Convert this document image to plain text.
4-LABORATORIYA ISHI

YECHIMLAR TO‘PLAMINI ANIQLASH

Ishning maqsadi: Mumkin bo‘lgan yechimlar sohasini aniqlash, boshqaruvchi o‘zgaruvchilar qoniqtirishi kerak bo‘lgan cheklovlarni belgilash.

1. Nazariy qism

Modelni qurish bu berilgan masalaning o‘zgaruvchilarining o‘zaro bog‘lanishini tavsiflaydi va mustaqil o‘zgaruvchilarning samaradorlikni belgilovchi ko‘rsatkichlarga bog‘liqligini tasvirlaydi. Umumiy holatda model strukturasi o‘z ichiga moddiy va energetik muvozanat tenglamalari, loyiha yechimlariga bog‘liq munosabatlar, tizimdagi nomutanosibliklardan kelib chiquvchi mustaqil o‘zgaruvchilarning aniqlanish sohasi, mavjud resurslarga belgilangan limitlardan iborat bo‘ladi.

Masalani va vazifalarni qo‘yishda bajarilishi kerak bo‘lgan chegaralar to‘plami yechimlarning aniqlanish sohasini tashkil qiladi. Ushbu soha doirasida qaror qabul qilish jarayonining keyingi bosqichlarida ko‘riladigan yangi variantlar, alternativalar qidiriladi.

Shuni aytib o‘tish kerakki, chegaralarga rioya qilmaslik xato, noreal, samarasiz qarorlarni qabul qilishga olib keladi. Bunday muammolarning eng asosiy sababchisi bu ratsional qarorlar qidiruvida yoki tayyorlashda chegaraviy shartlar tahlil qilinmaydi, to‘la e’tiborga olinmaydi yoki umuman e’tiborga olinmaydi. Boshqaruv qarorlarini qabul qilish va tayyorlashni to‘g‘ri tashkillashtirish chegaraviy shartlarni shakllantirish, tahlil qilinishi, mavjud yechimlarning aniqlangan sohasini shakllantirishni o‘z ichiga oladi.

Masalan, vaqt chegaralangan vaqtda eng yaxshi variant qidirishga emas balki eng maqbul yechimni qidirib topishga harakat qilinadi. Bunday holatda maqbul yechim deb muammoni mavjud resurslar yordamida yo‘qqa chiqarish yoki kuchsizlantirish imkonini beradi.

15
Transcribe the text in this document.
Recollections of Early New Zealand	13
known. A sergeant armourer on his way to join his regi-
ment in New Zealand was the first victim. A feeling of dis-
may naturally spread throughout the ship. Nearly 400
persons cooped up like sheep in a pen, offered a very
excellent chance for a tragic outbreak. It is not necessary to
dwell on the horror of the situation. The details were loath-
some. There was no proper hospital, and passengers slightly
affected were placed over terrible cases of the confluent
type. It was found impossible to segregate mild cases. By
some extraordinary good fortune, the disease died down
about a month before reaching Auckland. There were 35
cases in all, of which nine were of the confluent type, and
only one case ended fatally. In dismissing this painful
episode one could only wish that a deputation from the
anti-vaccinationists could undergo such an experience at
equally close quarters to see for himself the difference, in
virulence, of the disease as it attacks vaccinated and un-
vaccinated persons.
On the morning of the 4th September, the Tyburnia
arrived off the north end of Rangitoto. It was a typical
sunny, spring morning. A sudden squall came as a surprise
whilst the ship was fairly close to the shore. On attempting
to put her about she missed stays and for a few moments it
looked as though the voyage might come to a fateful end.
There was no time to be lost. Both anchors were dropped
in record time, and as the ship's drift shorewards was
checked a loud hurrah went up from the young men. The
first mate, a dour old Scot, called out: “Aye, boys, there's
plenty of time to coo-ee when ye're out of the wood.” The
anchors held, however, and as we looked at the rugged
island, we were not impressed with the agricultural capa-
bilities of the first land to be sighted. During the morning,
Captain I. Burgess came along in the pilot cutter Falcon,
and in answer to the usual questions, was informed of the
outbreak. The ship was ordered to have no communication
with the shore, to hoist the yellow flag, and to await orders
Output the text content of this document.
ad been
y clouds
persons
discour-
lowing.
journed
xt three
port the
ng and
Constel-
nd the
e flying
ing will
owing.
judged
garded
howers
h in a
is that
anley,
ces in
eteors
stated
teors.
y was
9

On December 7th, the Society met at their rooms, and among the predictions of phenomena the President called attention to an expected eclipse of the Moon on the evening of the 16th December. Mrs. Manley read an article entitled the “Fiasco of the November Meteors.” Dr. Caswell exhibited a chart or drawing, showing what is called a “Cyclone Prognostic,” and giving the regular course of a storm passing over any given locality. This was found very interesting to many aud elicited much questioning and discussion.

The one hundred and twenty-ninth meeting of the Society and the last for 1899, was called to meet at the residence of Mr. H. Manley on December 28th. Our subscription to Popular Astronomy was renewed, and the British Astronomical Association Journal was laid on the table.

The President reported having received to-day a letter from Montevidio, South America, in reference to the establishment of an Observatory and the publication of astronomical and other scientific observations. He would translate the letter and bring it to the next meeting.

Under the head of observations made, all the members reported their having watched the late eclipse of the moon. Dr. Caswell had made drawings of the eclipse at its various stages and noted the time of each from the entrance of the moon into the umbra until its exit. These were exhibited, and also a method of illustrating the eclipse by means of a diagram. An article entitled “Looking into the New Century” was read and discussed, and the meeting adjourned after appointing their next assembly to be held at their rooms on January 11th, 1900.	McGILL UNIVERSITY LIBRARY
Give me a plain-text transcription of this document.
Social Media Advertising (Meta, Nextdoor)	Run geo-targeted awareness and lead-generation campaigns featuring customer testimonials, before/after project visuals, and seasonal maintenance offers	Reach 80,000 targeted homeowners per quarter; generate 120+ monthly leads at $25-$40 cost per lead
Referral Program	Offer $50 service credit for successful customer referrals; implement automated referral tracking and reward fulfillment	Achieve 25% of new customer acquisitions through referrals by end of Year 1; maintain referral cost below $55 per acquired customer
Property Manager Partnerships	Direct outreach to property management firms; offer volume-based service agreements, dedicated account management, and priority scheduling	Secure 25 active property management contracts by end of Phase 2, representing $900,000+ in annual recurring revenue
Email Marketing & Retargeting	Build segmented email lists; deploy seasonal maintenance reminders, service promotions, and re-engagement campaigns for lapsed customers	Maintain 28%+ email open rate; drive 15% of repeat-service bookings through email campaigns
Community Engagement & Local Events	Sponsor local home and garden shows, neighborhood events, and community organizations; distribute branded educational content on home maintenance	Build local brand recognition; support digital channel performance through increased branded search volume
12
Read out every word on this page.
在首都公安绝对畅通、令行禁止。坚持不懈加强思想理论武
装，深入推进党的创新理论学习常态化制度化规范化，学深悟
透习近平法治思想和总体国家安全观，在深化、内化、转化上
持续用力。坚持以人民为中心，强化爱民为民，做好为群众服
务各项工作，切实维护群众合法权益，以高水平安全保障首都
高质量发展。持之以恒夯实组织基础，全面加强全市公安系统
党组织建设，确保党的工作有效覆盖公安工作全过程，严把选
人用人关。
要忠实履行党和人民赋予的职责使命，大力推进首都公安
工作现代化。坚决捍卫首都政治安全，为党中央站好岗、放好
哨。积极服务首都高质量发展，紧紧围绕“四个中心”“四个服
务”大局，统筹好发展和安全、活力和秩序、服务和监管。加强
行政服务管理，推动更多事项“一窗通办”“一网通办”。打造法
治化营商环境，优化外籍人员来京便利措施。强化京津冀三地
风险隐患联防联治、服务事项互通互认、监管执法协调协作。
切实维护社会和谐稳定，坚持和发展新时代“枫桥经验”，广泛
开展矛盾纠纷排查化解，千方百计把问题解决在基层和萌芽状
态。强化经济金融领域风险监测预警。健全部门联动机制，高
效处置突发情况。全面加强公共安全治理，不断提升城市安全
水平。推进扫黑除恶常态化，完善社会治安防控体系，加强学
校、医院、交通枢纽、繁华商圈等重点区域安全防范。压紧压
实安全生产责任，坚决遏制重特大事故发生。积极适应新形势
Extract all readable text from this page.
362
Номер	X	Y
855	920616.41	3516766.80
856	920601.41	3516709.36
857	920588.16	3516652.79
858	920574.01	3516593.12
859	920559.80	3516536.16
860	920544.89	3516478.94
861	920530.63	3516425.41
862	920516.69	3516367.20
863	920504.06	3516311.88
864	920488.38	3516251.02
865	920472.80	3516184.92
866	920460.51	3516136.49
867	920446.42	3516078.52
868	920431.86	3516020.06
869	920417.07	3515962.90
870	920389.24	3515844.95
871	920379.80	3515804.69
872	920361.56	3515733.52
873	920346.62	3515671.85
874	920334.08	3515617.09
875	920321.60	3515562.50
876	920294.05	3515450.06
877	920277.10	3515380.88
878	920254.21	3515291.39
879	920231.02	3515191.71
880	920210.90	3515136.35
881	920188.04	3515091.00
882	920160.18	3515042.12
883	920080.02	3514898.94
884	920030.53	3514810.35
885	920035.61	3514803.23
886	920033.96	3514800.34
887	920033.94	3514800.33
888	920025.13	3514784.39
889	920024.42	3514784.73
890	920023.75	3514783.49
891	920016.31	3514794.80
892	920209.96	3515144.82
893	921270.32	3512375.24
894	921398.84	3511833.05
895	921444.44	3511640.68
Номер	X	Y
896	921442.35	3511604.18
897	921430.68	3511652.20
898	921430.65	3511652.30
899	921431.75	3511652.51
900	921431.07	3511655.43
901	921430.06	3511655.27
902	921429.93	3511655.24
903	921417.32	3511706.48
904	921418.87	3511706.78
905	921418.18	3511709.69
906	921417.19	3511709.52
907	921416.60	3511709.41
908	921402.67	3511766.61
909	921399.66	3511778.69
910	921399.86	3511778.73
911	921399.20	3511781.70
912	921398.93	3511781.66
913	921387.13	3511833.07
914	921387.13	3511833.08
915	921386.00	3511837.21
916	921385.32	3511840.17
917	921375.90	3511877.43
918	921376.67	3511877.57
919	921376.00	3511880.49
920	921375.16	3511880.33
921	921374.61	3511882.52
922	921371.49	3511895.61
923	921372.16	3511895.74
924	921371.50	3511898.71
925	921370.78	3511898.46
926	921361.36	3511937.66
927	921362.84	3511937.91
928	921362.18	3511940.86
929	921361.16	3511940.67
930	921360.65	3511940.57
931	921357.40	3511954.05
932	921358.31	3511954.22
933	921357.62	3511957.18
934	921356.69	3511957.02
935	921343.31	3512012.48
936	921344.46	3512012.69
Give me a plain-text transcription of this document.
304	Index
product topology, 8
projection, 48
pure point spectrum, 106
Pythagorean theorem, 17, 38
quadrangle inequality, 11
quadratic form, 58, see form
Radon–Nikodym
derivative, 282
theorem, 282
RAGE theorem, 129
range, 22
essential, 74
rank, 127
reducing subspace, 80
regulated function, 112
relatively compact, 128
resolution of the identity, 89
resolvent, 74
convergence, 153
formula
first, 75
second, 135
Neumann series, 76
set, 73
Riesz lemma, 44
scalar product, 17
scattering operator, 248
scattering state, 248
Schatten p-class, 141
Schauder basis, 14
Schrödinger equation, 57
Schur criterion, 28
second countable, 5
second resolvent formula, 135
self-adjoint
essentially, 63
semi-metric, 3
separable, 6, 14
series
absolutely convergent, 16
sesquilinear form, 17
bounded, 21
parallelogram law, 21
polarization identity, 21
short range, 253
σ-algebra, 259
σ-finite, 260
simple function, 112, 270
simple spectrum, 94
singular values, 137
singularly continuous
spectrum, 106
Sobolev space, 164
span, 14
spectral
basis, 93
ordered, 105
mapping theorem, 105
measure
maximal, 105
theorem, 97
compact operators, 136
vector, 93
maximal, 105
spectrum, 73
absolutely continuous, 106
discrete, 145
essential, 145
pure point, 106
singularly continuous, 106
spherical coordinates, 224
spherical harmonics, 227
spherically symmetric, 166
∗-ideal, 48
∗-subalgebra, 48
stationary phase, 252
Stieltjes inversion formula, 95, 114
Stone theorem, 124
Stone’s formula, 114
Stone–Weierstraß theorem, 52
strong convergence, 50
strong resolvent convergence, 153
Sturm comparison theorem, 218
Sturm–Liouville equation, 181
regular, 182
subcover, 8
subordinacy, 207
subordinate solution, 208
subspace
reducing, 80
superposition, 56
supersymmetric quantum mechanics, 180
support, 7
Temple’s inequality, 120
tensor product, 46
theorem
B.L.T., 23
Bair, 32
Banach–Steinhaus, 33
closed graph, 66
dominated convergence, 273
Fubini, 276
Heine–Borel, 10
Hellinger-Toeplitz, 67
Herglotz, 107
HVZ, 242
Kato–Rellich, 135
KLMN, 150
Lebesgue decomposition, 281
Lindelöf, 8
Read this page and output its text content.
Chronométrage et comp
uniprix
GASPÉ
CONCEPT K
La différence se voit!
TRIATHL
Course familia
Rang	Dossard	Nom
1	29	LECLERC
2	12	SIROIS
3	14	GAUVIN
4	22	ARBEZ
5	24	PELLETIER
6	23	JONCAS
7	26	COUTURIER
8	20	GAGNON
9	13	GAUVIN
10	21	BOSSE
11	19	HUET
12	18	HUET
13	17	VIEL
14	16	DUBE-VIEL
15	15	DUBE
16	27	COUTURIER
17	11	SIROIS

━━━━

Scan the listing above and identify each line holding the string "formula"; copy every such line.

# Task solution
formula
second resolvent formula, 135
Stieltjes inversion formula, 95, 114
Stone’s formula, 114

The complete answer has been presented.